**Aim of the task:**
Please set out every listing below as a numbered list of its lines, skipping blank lines and leaving the pictures out.

**Data in this exercise:**
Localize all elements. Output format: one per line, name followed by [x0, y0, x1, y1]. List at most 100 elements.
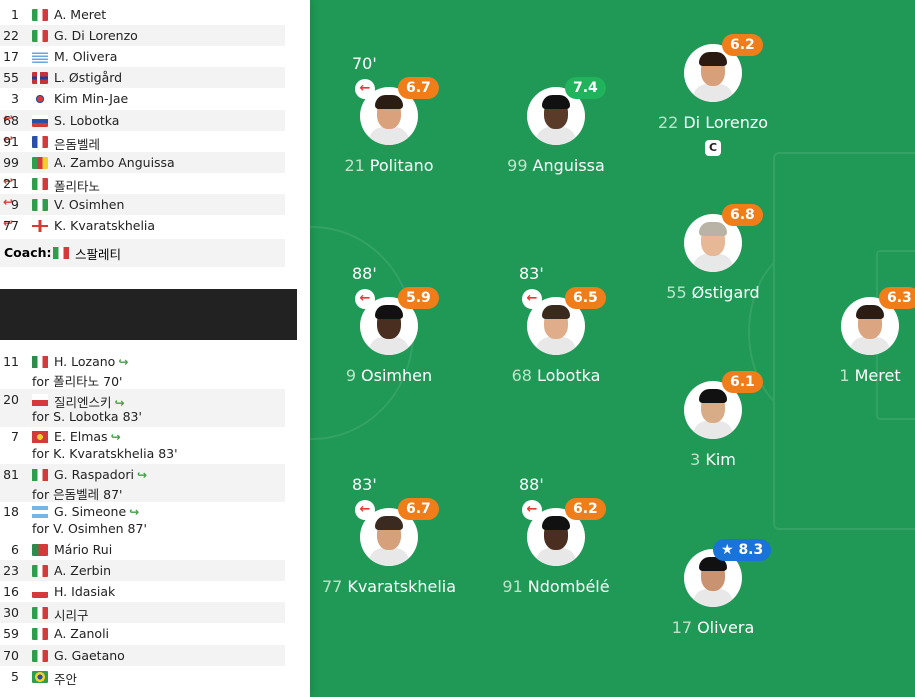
player-name: Kim Min-Jae — [54, 91, 129, 107]
starter-row[interactable]: 9 V. Osimhen ↩ — [0, 193, 285, 215]
substitute-row[interactable]: 81 G. Raspadori ↪ for 은돔벨레 87' — [0, 463, 285, 502]
starter-row[interactable]: 21 폴리타노 ↩ — [0, 173, 285, 194]
sub-out-icon: ← — [522, 289, 542, 309]
pitch-player[interactable]: 9 Osimhen 5.9 ← 88' — [319, 264, 459, 397]
starter-row[interactable]: 68 S. Lobotka ↩ — [0, 109, 285, 131]
player-name: 시리구 — [54, 608, 89, 624]
player-name: H. Lozano ↪ — [54, 354, 129, 369]
player-number: 1 — [11, 7, 19, 22]
substitution-detail: for V. Osimhen 87' — [32, 521, 147, 537]
player-name: Olivera — [697, 618, 755, 637]
bench-row[interactable]: 30 시리구 — [0, 602, 285, 624]
player-hair — [699, 389, 727, 403]
rating-badge: 6.8 — [722, 204, 763, 226]
pitch-player[interactable]: 68 Lobotka 6.5 ← 83' — [486, 264, 626, 397]
bench-row[interactable]: 6 Mário Rui — [0, 539, 285, 560]
player-number: 18 — [3, 504, 19, 520]
player-hair — [375, 95, 403, 109]
starter-row[interactable]: 55 L. Østigård — [0, 67, 285, 89]
sub-minute: 83' — [519, 264, 544, 283]
player-number: 68 — [3, 112, 19, 128]
rating-value: 5.9 — [406, 290, 431, 306]
player-number: 20 — [3, 391, 19, 407]
substitution-detail: for K. Kvaratskhelia 83' — [32, 446, 178, 462]
substitute-row[interactable]: 7 E. Elmas ↪ for K. Kvaratskhelia 83' — [0, 426, 285, 464]
flag-icon — [32, 177, 48, 190]
player-label: 1 Meret — [770, 366, 915, 385]
player-number: 23 — [3, 563, 19, 579]
section-divider-bar — [0, 289, 297, 340]
starter-row[interactable]: 3 Kim Min-Jae — [0, 88, 285, 109]
sub-minute: 88' — [352, 264, 377, 283]
substitute-row[interactable]: 20 질리엔스키 ↪ for S. Lobotka 83' — [0, 388, 285, 427]
player-label: 91 Ndombélé — [456, 577, 656, 596]
player-label: 3 Kim — [613, 450, 813, 469]
substitution-detail: for S. Lobotka 83' — [32, 408, 142, 424]
starter-row[interactable]: 99 A. Zambo Anguissa — [0, 151, 285, 173]
flag-icon — [32, 607, 48, 620]
bench-row[interactable]: 16 H. Idasiak — [0, 581, 285, 602]
starter-row[interactable]: 1 A. Meret — [0, 4, 285, 25]
starter-row[interactable]: 22 G. Di Lorenzo — [0, 25, 285, 47]
bench-row[interactable]: 70 G. Gaetano — [0, 644, 285, 666]
player-number: 21 — [344, 156, 365, 175]
star-icon: ★ — [721, 542, 739, 558]
flag-icon — [32, 356, 48, 368]
starter-row[interactable]: 91 은돔벨레 ↩ — [0, 131, 285, 152]
player-name: Ndombélé — [527, 577, 610, 596]
substitute-row[interactable]: 11 H. Lozano ↪ for 폴리타노 70' — [0, 351, 285, 389]
pitch-player[interactable]: 21 Politano 6.7 ← 70' — [319, 54, 459, 187]
player-number: 99 — [3, 154, 19, 170]
player-hair — [375, 305, 403, 319]
player-name: 은돔벨레 — [54, 136, 101, 152]
sub-minute: 88' — [519, 475, 544, 494]
sub-in-icon: ↪ — [129, 505, 140, 520]
rating-badge: 5.9 — [398, 287, 439, 309]
flag-icon — [32, 30, 48, 43]
pitch-player[interactable]: 17 Olivera ★ 8.3 — [643, 539, 783, 649]
rating-badge: 6.2 — [565, 498, 606, 520]
lineup-list-panel: 1 A. Meret 22 G. Di Lorenzo 17 M. Olivera 55 L.… — [0, 0, 310, 697]
sub-in-icon: ↪ — [118, 355, 129, 369]
player-name: L. Østigård — [54, 70, 123, 86]
player-name: Di Lorenzo — [683, 113, 769, 132]
pitch-player[interactable]: 3 Kim 6.1 — [643, 371, 783, 481]
sub-in-icon: ↪ — [114, 395, 125, 410]
rating-value: 6.3 — [887, 290, 912, 306]
rating-value: 6.1 — [730, 374, 755, 390]
bench-row[interactable]: 23 A. Zerbin — [0, 560, 285, 582]
rating-badge: 7.4 — [565, 77, 606, 99]
player-name: Lobotka — [536, 366, 601, 385]
pitch-player[interactable]: 77 Kvaratskhelia 6.7 ← 83' — [319, 475, 459, 608]
player-number: 91 — [3, 133, 19, 149]
pitch-player[interactable]: 22 Di Lorenzo 6.2 C — [643, 34, 783, 156]
bench-row[interactable]: 59 A. Zanoli — [0, 623, 285, 644]
player-label: 68 Lobotka — [456, 366, 656, 385]
flag-icon — [32, 135, 48, 148]
rating-value: 6.2 — [573, 501, 598, 517]
flag-icon — [32, 220, 48, 232]
starter-row[interactable]: 17 M. Olivera — [0, 46, 285, 67]
substitute-row[interactable]: 18 G. Simeone ↪ for V. Osimhen 87' — [0, 501, 285, 539]
player-name: Anguissa — [532, 156, 605, 175]
player-name: Mário Rui — [54, 542, 113, 557]
bench-row[interactable]: 5 주안 — [0, 666, 285, 687]
flag-icon — [32, 468, 48, 481]
player-number: 17 — [3, 49, 19, 65]
player-number: 1 — [839, 366, 850, 385]
pitch-player[interactable]: 99 Anguissa 7.4 — [486, 77, 626, 187]
coach-name: 스팔레티 — [75, 247, 122, 262]
starter-row[interactable]: 77 K. Kvaratskhelia ↩ — [0, 215, 285, 236]
rating-value: 8.3 — [738, 542, 764, 558]
player-label: 55 Østigard — [613, 283, 813, 302]
pitch-player[interactable]: 91 Ndombélé 6.2 ← 88' — [486, 475, 626, 608]
coach-row[interactable]: Coach: 스팔레티 — [0, 239, 285, 267]
flag-icon — [32, 156, 48, 169]
substitution-detail: for 폴리타노 70' — [32, 374, 123, 389]
pitch-player[interactable]: 1 Meret 6.3 — [800, 287, 915, 397]
flag-icon — [32, 506, 48, 519]
pitch-player[interactable]: 55 Østigard 6.8 — [643, 204, 783, 314]
player-name: Kim — [705, 450, 736, 469]
sub-minute: 70' — [352, 54, 377, 73]
player-number: 55 — [666, 283, 687, 302]
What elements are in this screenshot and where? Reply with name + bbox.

**Solution to the problem:**
1. Localize all elements. Output format: one per line, name followed by [x0, y0, x1, y1]. List at most 100 elements.
2. player-name: Kim Min-Jae — [54, 91, 129, 107]
3. starter-row[interactable]: 9 V. Osimhen ↩ — [0, 193, 285, 215]
4. substitute-row[interactable]: 81 G. Raspadori ↪ for 은돔벨레 87' — [0, 463, 285, 502]
5. starter-row[interactable]: 21 폴리타노 ↩ — [0, 173, 285, 194]
6. sub-out-icon: ← — [522, 289, 542, 309]
7. pitch-player[interactable]: 9 Osimhen 5.9 ← 88' — [319, 264, 459, 397]
8. starter-row[interactable]: 68 S. Lobotka ↩ — [0, 109, 285, 131]
9. player-name: 시리구 — [54, 608, 89, 624]
10. player-name: H. Lozano ↪ — [54, 354, 129, 369]
11. player-number: 1 — [11, 7, 19, 22]
12. substitution-detail: for V. Osimhen 87' — [32, 521, 147, 537]
13. player-name: Olivera — [697, 618, 755, 637]
14. bench-row[interactable]: 30 시리구 — [0, 602, 285, 624]
15. player-hair — [699, 389, 727, 403]
16. rating-badge: 6.8 — [722, 204, 763, 226]
17. pitch-player[interactable]: 68 Lobotka 6.5 ← 83' — [486, 264, 626, 397]
18. bench-row[interactable]: 6 Mário Rui — [0, 539, 285, 560]
19. player-number: 18 — [3, 504, 19, 520]
20. player-hair — [375, 95, 403, 109]
21. starter-row[interactable]: 55 L. Østigård — [0, 67, 285, 89]
22. sub-minute: 83' — [519, 264, 544, 283]
23. player-number: 68 — [3, 112, 19, 128]
24. rating-value: 5.9 — [406, 290, 431, 306]
25. player-number: 20 — [3, 391, 19, 407]
26. substitution-detail: for K. Kvaratskhelia 83' — [32, 446, 178, 462]
27. substitute-row[interactable]: 7 E. Elmas ↪ for K. Kvaratskhelia 83' — [0, 426, 285, 464]
28. flag-icon — [32, 177, 48, 190]
29. player-label: 1 Meret — [770, 366, 915, 385]
30. player-number: 23 — [3, 563, 19, 579]
31. section-divider-bar — [0, 289, 297, 340]
32. starter-row[interactable]: 3 Kim Min-Jae — [0, 88, 285, 109]
33. sub-minute: 88' — [352, 264, 377, 283]
34. substitute-row[interactable]: 20 질리엔스키 ↪ for S. Lobotka 83' — [0, 388, 285, 427]
35. player-label: 91 Ndombélé — [456, 577, 656, 596]
36. player-label: 3 Kim — [613, 450, 813, 469]
37. substitution-detail: for S. Lobotka 83' — [32, 408, 142, 424]
38. starter-row[interactable]: 99 A. Zambo Anguissa — [0, 151, 285, 173]
39. flag-icon — [32, 607, 48, 620]
40. bench-row[interactable]: 16 H. Idasiak — [0, 581, 285, 602]
41. starter-row[interactable]: 1 A. Meret — [0, 4, 285, 25]
42. starter-row[interactable]: 22 G. Di Lorenzo — [0, 25, 285, 47]
43. bench-row[interactable]: 70 G. Gaetano — [0, 644, 285, 666]
44. player-number: 21 — [344, 156, 365, 175]
45. star-icon: ★ — [721, 542, 739, 558]
46. flag-icon — [32, 356, 48, 368]
47. starter-row[interactable]: 91 은돔벨레 ↩ — [0, 131, 285, 152]
48. player-name: Ndombélé — [527, 577, 610, 596]
49. substitute-row[interactable]: 11 H. Lozano ↪ for 폴리타노 70' — [0, 351, 285, 389]
50. pitch-player[interactable]: 21 Politano 6.7 ← 70' — [319, 54, 459, 187]
51. player-number: 99 — [3, 154, 19, 170]
52. player-hair — [375, 305, 403, 319]
53. player-name: 은돔벨레 — [54, 136, 101, 152]
54. sub-minute: 88' — [519, 475, 544, 494]
55. sub-in-icon: ↪ — [129, 505, 140, 520]
56. rating-badge: 5.9 — [398, 287, 439, 309]
57. flag-icon — [32, 30, 48, 43]
58. pitch-player[interactable]: 17 Olivera ★ 8.3 — [643, 539, 783, 649]
59. rating-badge: 6.2 — [565, 498, 606, 520]
60. lineup-list-panel: 1 A. Meret 22 G. Di Lorenzo 17 M. Olivera 55 L.… — [0, 0, 310, 697]
61. sub-in-icon: ↪ — [118, 355, 129, 369]
62. player-name: L. Østigård — [54, 70, 123, 86]
63. player-name: Di Lorenzo — [683, 113, 769, 132]
64. pitch-player[interactable]: 3 Kim 6.1 — [643, 371, 783, 481]
65. sub-in-icon: ↪ — [114, 395, 125, 410]
66. rating-value: 6.3 — [887, 290, 912, 306]
67. rating-value: 6.1 — [730, 374, 755, 390]
68. bench-row[interactable]: 23 A. Zerbin — [0, 560, 285, 582]
69. rating-badge: 7.4 — [565, 77, 606, 99]
70. player-name: Lobotka — [536, 366, 601, 385]
71. pitch-player[interactable]: 77 Kvaratskhelia 6.7 ← 83' — [319, 475, 459, 608]
72. player-number: 91 — [3, 133, 19, 149]
73. pitch-player[interactable]: 22 Di Lorenzo 6.2 C — [643, 34, 783, 156]
74. bench-row[interactable]: 59 A. Zanoli — [0, 623, 285, 644]
75. player-label: 68 Lobotka — [456, 366, 656, 385]
76. flag-icon — [32, 135, 48, 148]
77. rating-value: 6.2 — [573, 501, 598, 517]
78. flag-icon — [32, 220, 48, 232]
79. starter-row[interactable]: 17 M. Olivera — [0, 46, 285, 67]
80. substitute-row[interactable]: 18 G. Simeone ↪ for V. Osimhen 87' — [0, 501, 285, 539]
81. player-name: Anguissa — [532, 156, 605, 175]
82. player-name: Mário Rui — [54, 542, 113, 557]
83. bench-row[interactable]: 5 주안 — [0, 666, 285, 687]
84. flag-icon — [32, 468, 48, 481]
85. player-number: 17 — [3, 49, 19, 65]
86. player-number: 1 — [839, 366, 850, 385]
87. pitch-player[interactable]: 99 Anguissa 7.4 — [486, 77, 626, 187]
88. coach-name: 스팔레티 — [75, 247, 122, 262]
89. starter-row[interactable]: 77 K. Kvaratskhelia ↩ — [0, 215, 285, 236]
90. rating-value: 8.3 — [738, 542, 764, 558]
91. player-label: 55 Østigard — [613, 283, 813, 302]
92. pitch-player[interactable]: 91 Ndombélé 6.2 ← 88' — [486, 475, 626, 608]
93. coach-row[interactable]: Coach: 스팔레티 — [0, 239, 285, 267]
94. flag-icon — [32, 156, 48, 169]
95. substitution-detail: for 폴리타노 70' — [32, 374, 123, 389]
96. pitch-player[interactable]: 1 Meret 6.3 — [800, 287, 915, 397]
97. flag-icon — [32, 506, 48, 519]
98. pitch-player[interactable]: 55 Østigard 6.8 — [643, 204, 783, 314]
99. player-name: Kim — [705, 450, 736, 469]
100. sub-minute: 70' — [352, 54, 377, 73]
101. player-number: 55 — [666, 283, 687, 302]
102. What elements are in this screenshot and where? Reply with name + bbox.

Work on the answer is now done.